→ Your instructions:
Scan the entries below and report only how many lines contain "MPKI".
┌────────
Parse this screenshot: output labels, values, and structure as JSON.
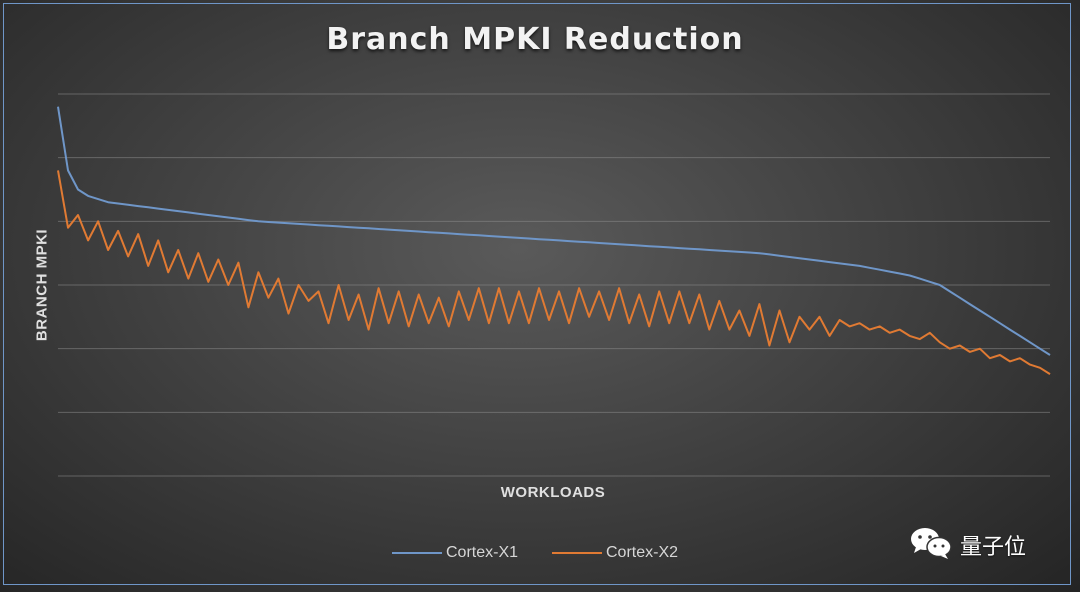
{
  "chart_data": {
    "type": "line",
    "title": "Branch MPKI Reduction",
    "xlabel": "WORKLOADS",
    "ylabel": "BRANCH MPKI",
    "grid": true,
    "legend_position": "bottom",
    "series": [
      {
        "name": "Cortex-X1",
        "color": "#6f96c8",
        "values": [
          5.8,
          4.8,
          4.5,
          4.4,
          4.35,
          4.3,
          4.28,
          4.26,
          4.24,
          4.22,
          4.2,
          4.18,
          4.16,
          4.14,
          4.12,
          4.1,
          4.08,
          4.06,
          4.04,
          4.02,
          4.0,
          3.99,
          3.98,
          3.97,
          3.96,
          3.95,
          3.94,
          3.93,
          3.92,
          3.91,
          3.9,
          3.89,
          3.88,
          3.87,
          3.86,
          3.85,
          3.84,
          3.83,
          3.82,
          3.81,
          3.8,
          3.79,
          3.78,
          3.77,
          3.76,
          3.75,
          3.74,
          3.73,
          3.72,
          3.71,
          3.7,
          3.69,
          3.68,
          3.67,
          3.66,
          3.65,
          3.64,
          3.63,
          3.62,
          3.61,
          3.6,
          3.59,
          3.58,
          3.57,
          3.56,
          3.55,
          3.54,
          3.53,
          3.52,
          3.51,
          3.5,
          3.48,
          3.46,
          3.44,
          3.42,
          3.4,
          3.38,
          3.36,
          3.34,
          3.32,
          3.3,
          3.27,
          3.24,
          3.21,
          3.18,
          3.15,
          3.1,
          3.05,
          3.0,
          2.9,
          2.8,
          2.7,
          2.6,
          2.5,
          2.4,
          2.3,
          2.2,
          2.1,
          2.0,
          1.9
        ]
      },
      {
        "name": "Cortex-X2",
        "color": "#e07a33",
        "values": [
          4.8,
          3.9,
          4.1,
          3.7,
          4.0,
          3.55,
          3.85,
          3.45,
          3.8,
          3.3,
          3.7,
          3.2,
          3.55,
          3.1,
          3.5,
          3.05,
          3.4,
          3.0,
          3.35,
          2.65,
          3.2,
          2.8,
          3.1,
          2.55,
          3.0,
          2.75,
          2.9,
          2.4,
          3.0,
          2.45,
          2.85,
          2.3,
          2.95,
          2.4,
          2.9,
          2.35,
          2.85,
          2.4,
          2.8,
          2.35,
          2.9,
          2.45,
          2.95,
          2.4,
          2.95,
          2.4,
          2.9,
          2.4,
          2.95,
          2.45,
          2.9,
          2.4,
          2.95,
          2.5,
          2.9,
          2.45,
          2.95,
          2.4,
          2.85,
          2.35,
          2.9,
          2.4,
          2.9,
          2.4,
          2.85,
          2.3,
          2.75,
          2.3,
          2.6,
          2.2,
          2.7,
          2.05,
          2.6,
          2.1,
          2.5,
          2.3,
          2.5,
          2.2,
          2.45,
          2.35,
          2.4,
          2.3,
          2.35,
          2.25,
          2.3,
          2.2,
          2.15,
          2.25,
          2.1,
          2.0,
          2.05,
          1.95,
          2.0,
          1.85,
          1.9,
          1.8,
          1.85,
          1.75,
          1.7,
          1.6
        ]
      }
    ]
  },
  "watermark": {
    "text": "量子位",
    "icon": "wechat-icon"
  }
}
└────────
→ Final result:
2